**LISTED ENTRIES**
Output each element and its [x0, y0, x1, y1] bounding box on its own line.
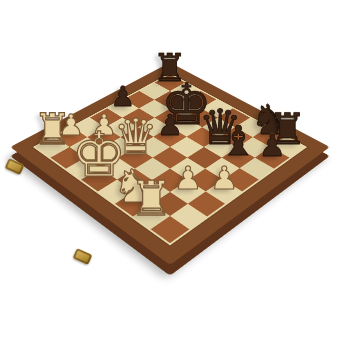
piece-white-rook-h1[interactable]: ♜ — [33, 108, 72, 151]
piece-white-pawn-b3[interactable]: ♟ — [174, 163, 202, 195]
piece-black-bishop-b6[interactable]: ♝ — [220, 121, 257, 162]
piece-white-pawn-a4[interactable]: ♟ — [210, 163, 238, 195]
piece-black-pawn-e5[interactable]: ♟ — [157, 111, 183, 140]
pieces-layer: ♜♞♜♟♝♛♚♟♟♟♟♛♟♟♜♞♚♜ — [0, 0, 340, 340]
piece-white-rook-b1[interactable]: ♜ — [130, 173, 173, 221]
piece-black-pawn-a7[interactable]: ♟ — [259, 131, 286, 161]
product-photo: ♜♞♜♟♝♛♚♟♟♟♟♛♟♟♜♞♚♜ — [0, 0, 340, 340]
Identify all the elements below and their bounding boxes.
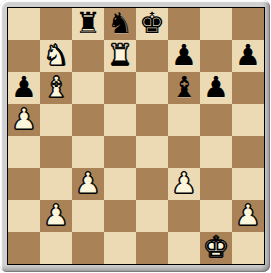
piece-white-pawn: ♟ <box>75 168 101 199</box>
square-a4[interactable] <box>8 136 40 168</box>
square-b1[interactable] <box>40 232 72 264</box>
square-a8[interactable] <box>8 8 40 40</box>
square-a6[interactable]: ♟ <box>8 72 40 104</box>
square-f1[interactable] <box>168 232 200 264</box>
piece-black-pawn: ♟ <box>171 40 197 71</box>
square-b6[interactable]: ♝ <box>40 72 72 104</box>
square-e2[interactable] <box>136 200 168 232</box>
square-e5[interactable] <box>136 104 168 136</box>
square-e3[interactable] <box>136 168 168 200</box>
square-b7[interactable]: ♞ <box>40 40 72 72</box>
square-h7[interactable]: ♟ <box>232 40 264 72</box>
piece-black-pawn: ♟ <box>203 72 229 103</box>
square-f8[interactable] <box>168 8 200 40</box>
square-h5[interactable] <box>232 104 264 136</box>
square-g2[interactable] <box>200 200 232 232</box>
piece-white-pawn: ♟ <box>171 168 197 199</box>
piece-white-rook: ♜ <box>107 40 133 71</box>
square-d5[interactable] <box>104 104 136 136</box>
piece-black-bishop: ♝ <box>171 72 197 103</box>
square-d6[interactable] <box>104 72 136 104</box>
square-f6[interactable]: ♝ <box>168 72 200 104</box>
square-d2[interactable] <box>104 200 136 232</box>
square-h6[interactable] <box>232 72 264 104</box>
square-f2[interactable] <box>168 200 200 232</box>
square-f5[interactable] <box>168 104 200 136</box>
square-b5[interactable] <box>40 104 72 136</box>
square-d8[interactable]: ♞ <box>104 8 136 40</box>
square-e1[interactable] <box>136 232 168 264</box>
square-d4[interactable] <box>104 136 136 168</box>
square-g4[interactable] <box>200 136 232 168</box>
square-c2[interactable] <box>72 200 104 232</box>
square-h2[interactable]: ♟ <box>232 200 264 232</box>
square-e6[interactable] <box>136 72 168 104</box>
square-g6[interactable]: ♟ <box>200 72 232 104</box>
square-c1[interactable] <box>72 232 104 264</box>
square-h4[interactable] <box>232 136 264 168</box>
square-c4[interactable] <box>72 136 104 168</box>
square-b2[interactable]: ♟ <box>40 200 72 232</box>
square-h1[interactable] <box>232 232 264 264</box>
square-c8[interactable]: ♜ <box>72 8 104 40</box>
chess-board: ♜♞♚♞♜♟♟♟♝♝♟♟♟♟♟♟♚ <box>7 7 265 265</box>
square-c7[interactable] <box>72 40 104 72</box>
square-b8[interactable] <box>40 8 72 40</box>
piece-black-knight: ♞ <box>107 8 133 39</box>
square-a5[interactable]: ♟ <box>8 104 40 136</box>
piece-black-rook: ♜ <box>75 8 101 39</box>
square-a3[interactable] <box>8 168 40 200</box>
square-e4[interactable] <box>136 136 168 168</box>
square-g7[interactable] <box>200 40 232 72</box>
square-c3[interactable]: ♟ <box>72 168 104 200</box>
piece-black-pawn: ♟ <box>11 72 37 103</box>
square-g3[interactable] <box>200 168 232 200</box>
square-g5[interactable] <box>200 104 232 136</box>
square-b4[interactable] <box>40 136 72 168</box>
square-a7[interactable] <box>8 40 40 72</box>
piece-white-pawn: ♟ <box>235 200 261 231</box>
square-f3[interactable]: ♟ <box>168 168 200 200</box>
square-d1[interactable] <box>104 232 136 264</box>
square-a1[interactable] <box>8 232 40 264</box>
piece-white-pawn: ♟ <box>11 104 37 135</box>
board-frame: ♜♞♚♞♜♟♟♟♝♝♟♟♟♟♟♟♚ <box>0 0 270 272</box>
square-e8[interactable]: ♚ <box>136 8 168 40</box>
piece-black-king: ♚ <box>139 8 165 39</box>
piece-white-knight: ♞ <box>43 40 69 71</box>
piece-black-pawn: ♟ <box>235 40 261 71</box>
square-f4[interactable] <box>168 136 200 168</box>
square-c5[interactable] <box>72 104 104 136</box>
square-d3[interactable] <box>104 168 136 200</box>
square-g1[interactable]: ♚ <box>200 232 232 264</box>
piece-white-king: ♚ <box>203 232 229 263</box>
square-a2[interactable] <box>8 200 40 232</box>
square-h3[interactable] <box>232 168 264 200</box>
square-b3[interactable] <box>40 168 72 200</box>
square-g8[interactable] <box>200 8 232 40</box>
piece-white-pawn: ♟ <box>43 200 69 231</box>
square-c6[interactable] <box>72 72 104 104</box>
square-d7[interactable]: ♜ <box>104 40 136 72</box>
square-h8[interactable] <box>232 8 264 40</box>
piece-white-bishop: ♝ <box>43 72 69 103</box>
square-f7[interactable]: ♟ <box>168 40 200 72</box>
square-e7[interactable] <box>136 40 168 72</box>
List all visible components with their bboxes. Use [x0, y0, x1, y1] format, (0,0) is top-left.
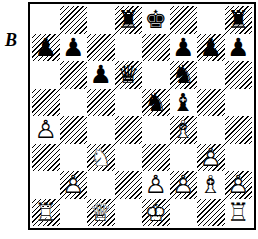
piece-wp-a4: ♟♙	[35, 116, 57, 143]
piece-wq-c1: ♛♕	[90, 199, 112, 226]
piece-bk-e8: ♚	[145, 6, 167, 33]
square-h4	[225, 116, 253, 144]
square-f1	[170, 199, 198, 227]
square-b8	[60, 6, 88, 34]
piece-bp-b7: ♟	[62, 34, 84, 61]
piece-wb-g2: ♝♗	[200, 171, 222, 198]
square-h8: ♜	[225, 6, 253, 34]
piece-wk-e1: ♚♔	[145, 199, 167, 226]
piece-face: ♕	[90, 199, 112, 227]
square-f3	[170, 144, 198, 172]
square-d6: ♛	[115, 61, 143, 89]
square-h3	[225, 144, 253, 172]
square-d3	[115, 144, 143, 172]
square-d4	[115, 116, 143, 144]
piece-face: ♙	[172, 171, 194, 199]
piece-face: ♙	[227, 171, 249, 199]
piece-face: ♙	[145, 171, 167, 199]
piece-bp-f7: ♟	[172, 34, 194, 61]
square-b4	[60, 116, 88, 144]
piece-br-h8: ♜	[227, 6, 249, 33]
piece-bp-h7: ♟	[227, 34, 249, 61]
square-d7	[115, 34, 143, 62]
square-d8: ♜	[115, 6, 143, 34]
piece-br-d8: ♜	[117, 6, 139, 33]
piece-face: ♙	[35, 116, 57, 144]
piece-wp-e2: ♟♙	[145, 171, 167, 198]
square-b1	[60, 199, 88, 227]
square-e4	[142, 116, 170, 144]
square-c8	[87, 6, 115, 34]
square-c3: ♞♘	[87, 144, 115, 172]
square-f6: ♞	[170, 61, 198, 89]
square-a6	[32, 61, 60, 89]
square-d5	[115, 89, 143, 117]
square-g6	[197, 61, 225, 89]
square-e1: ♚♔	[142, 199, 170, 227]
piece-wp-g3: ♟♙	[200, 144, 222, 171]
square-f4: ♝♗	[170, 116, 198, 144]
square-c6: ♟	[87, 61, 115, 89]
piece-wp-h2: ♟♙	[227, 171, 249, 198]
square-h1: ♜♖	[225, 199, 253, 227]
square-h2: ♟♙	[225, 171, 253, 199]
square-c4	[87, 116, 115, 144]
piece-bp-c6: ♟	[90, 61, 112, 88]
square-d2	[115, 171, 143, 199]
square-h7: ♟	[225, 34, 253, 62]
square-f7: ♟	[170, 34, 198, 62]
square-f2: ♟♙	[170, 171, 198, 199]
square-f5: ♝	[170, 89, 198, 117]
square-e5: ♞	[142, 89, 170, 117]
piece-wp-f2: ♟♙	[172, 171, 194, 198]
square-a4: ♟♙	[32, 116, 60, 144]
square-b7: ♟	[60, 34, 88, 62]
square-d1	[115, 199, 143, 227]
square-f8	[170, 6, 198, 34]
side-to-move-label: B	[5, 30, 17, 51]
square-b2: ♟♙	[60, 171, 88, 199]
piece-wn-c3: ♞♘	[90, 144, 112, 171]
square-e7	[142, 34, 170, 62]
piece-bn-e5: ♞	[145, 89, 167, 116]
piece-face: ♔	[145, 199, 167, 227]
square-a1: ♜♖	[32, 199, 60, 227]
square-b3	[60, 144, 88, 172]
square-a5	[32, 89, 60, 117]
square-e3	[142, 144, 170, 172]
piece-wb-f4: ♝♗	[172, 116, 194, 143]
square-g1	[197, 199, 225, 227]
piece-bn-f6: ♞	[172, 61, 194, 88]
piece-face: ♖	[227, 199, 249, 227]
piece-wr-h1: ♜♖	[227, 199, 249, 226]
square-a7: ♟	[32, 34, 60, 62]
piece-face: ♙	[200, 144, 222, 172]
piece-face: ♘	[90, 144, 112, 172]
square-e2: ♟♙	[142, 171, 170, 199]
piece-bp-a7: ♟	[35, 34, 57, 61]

**SET PROBLEM**
Repeat the lines of the material without any change, beginning at the line that contains "piece-white-pawn: ♟ <box>75 168 101 199</box>" and stopping after the line that contains "square-f6[interactable]: ♝ <box>168".

**SOLUTION TO THIS TASK**
piece-white-pawn: ♟ <box>75 168 101 199</box>
square-a4[interactable] <box>8 136 40 168</box>
square-b1[interactable] <box>40 232 72 264</box>
square-a8[interactable] <box>8 8 40 40</box>
square-a6[interactable]: ♟ <box>8 72 40 104</box>
square-f1[interactable] <box>168 232 200 264</box>
piece-black-pawn: ♟ <box>171 40 197 71</box>
square-b6[interactable]: ♝ <box>40 72 72 104</box>
square-e2[interactable] <box>136 200 168 232</box>
square-e5[interactable] <box>136 104 168 136</box>
square-e3[interactable] <box>136 168 168 200</box>
square-b7[interactable]: ♞ <box>40 40 72 72</box>
square-h7[interactable]: ♟ <box>232 40 264 72</box>
piece-black-pawn: ♟ <box>203 72 229 103</box>
square-f8[interactable] <box>168 8 200 40</box>
square-h5[interactable] <box>232 104 264 136</box>
square-g2[interactable] <box>200 200 232 232</box>
piece-white-pawn: ♟ <box>171 168 197 199</box>
piece-white-rook: ♜ <box>107 40 133 71</box>
square-d5[interactable] <box>104 104 136 136</box>
piece-black-bishop: ♝ <box>171 72 197 103</box>
square-d6[interactable] <box>104 72 136 104</box>
square-f6[interactable]: ♝ <box>168 72 200 104</box>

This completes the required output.